## begin Given data
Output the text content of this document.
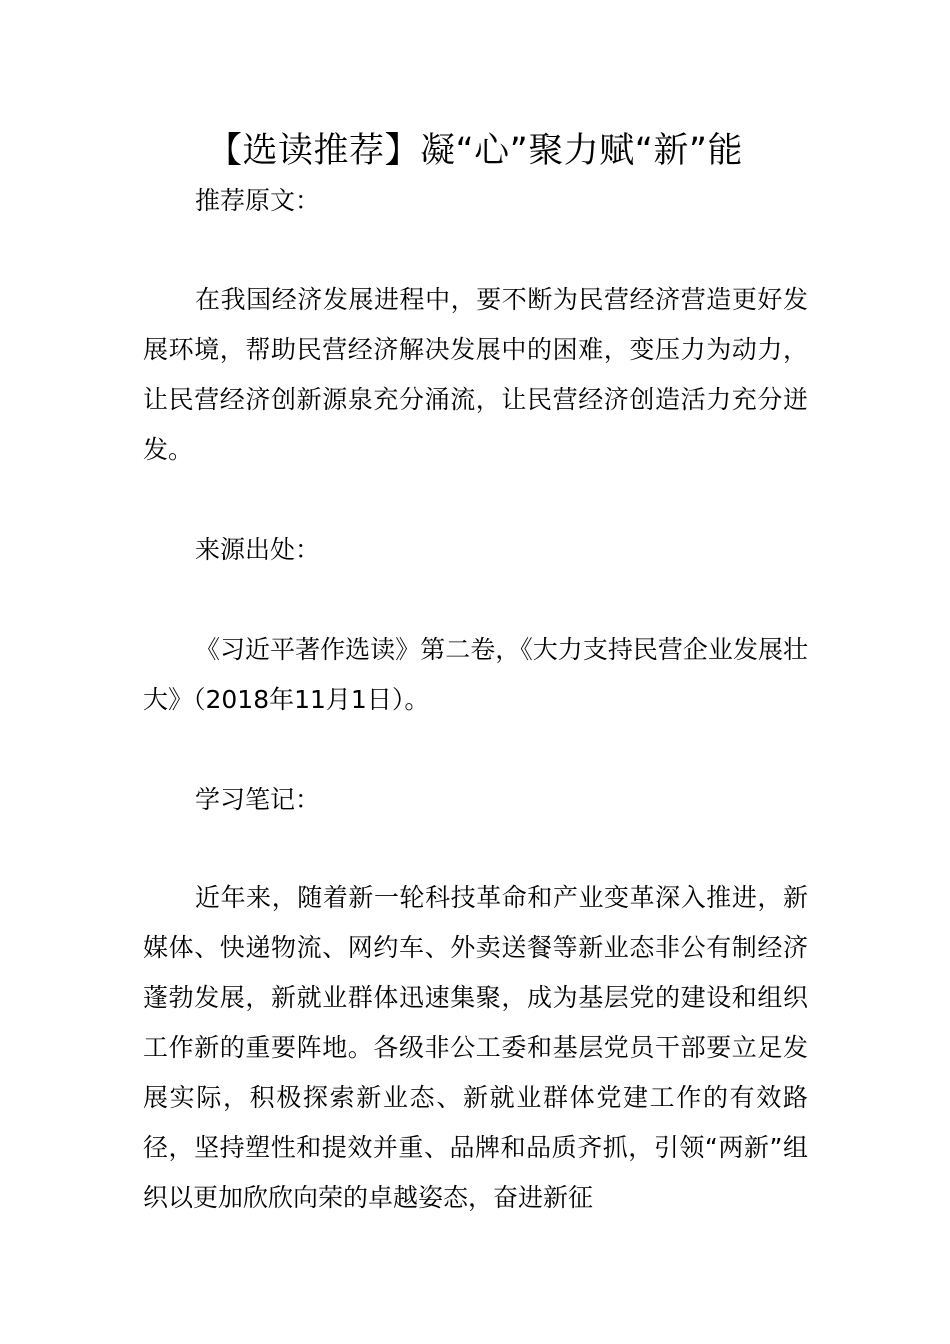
【选读推荐】凝“心”聚力赋“新”能

推荐原文：

在我国经济发展进程中，要不断为民营经济营造更好发展环境，帮助民营经济解决发展中的困难，变压力为动力，让民营经济创新源泉充分涌流，让民营经济创造活力充分迸发。

来源出处：

《习近平著作选读》第二卷，《大力支持民营企业发展壮大》（2018年11月1日）。

学习笔记：

近年来，随着新一轮科技革命和产业变革深入推进，新媒体、快递物流、网约车、外卖送餐等新业态非公有制经济蓬勃发展，新就业群体迅速集聚，成为基层党的建设和组织工作新的重要阵地。各级非公工委和基层党员干部要立足发展实际，积极探索新业态、新就业群体党建工作的有效路径，坚持塑性和提效并重、品牌和品质齐抓，引领“两新”组织以更加欣欣向荣的卓越姿态，奋进新征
## end Given data
### [Problem description]
Leave out the pictures and restate everything else word for word.

### [Task result]
Output the text content of this document.
【选读推荐】凝“心”聚力赋“新”能

推荐原文：

在我国经济发展进程中，要不断为民营经济营造更好发展环境，帮助民营经济解决发展中的困难，变压力为动力，让民营经济创新源泉充分涌流，让民营经济创造活力充分迸发。

来源出处：

《习近平著作选读》第二卷，《大力支持民营企业发展壮大》（2018年11月1日）。

学习笔记：

近年来，随着新一轮科技革命和产业变革深入推进，新媒体、快递物流、网约车、外卖送餐等新业态非公有制经济蓬勃发展，新就业群体迅速集聚，成为基层党的建设和组织工作新的重要阵地。各级非公工委和基层党员干部要立足发展实际，积极探索新业态、新就业群体党建工作的有效路径，坚持塑性和提效并重、品牌和品质齐抓，引领“两新”组织以更加欣欣向荣的卓越姿态，奋进新征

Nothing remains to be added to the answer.